[begin RECORDS TO PROCESS]
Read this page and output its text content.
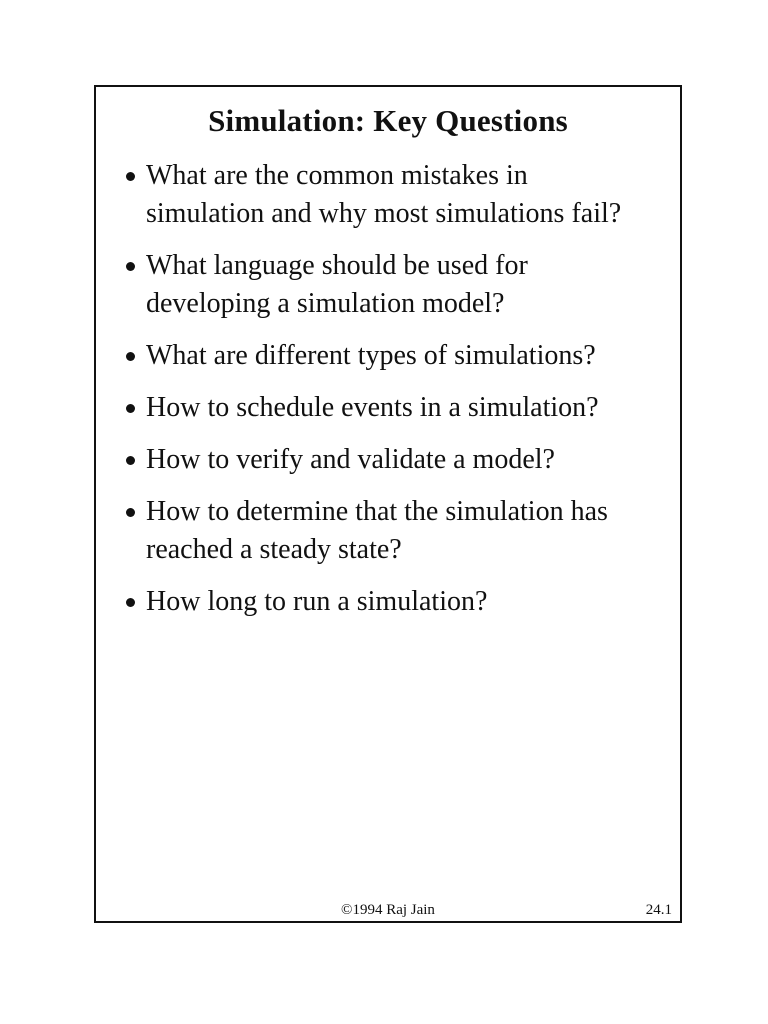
Simulation: Key Questions
What are the common mistakes in
simulation and why most simulations fail?
What language should be used for
developing a simulation model?
What are different types of simulations?
How to schedule events in a simulation?
How to verify and validate a model?
How to determine that the simulation has
reached a steady state?
How long to run a simulation?
©1994 Raj Jain	24.1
[end RECORDS TO PROCESS]
WRITTEN PROBLEM:
Repeat the listing in full and exactly. Leave any pictures out.

EXERCISE RESULT:
Read this page and output its text content.
Simulation: Key Questions
What are the common mistakes in
simulation and why most simulations fail?
What language should be used for
developing a simulation model?
What are different types of simulations?
How to schedule events in a simulation?
How to verify and validate a model?
How to determine that the simulation has
reached a steady state?
How long to run a simulation?
©1994 Raj Jain	24.1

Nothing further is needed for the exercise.